_Task brief_: How many lines of the entries below include the word "Cleberg"? Answer with the number alone.

_Given data_:
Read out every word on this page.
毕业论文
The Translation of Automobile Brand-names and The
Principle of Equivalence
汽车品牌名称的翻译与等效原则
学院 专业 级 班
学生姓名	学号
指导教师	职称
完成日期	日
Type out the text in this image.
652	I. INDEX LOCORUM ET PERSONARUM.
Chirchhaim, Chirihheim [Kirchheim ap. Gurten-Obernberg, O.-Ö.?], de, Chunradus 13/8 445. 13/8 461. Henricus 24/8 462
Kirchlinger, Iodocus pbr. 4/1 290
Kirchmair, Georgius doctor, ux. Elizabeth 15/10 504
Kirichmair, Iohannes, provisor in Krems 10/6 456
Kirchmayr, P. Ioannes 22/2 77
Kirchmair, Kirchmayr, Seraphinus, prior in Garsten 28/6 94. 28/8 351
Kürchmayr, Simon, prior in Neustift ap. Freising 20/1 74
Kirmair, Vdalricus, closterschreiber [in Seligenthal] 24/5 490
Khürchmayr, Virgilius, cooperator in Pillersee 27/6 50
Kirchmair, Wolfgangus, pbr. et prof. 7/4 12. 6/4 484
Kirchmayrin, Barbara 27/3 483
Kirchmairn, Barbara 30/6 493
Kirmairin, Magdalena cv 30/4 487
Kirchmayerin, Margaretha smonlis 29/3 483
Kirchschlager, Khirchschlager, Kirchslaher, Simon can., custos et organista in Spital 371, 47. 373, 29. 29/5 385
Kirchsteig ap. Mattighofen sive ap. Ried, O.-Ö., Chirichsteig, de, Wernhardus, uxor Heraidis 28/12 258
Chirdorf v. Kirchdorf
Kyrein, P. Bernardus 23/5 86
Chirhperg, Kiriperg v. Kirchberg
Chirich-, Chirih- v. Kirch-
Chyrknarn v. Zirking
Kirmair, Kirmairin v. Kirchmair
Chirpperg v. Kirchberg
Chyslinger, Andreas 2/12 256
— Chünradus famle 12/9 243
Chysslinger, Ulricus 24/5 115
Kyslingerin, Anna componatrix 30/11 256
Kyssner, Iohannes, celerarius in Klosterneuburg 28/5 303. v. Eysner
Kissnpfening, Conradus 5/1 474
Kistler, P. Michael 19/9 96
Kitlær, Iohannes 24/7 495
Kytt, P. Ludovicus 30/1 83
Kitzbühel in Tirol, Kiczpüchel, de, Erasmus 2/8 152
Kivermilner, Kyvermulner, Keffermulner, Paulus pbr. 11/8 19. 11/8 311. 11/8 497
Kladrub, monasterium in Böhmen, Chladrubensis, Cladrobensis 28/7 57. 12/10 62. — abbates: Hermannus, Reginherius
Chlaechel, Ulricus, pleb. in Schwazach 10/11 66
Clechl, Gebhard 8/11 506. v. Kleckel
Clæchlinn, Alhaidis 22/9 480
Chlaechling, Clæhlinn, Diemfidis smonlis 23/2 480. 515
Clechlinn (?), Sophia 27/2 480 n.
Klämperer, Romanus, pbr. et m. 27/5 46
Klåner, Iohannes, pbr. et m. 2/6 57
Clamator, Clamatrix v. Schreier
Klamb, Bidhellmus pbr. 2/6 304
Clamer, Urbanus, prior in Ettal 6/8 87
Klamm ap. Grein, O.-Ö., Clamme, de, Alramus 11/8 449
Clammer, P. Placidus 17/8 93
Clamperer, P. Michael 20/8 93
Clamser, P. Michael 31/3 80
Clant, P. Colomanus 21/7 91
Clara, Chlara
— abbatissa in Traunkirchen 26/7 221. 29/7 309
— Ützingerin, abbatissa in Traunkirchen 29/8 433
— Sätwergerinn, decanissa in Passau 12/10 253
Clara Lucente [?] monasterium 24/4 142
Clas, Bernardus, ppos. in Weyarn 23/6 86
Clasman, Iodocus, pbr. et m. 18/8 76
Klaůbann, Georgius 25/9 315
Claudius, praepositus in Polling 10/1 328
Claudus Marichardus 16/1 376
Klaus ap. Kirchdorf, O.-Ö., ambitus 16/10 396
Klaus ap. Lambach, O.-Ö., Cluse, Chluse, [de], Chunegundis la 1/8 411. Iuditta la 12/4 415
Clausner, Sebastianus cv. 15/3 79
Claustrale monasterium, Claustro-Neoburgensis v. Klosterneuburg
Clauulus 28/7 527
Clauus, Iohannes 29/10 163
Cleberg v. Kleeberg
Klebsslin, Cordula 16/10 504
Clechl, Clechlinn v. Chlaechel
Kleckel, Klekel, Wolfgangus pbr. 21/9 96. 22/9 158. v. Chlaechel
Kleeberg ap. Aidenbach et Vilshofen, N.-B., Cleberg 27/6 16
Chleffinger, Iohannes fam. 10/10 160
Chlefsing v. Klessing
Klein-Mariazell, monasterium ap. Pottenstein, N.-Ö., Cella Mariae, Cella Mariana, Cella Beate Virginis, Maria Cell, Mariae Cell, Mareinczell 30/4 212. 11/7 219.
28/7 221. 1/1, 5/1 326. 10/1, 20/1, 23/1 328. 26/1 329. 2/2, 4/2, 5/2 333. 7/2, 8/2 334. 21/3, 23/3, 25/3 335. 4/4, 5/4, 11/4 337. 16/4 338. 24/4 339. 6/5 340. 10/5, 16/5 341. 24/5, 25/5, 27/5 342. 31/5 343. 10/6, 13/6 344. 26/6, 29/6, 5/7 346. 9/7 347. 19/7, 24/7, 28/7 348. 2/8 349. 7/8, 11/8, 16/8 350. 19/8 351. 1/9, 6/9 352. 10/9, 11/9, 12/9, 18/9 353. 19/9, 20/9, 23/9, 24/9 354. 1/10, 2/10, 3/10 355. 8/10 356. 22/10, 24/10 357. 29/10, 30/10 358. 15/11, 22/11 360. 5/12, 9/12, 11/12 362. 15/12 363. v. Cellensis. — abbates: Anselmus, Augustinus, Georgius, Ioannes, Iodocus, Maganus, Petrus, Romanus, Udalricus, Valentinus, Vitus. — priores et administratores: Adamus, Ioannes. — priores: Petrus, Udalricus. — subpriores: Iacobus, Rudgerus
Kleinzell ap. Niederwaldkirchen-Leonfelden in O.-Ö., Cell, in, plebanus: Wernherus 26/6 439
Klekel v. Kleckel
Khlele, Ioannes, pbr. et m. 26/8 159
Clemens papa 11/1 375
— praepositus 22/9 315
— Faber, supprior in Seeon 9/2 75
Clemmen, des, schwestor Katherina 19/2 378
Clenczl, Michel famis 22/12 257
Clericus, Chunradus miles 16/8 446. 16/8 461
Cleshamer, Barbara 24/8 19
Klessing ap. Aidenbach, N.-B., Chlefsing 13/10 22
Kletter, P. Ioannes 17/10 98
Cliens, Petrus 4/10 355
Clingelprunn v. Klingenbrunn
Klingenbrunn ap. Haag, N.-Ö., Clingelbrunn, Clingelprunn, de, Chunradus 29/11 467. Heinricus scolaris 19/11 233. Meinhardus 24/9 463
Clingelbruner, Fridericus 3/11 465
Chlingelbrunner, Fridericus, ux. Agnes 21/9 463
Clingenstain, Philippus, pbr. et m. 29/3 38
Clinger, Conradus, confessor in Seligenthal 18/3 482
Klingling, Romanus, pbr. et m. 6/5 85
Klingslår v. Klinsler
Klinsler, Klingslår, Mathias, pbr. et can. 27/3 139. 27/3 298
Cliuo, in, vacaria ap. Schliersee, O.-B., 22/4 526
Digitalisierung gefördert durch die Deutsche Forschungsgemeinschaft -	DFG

_The solution_: 2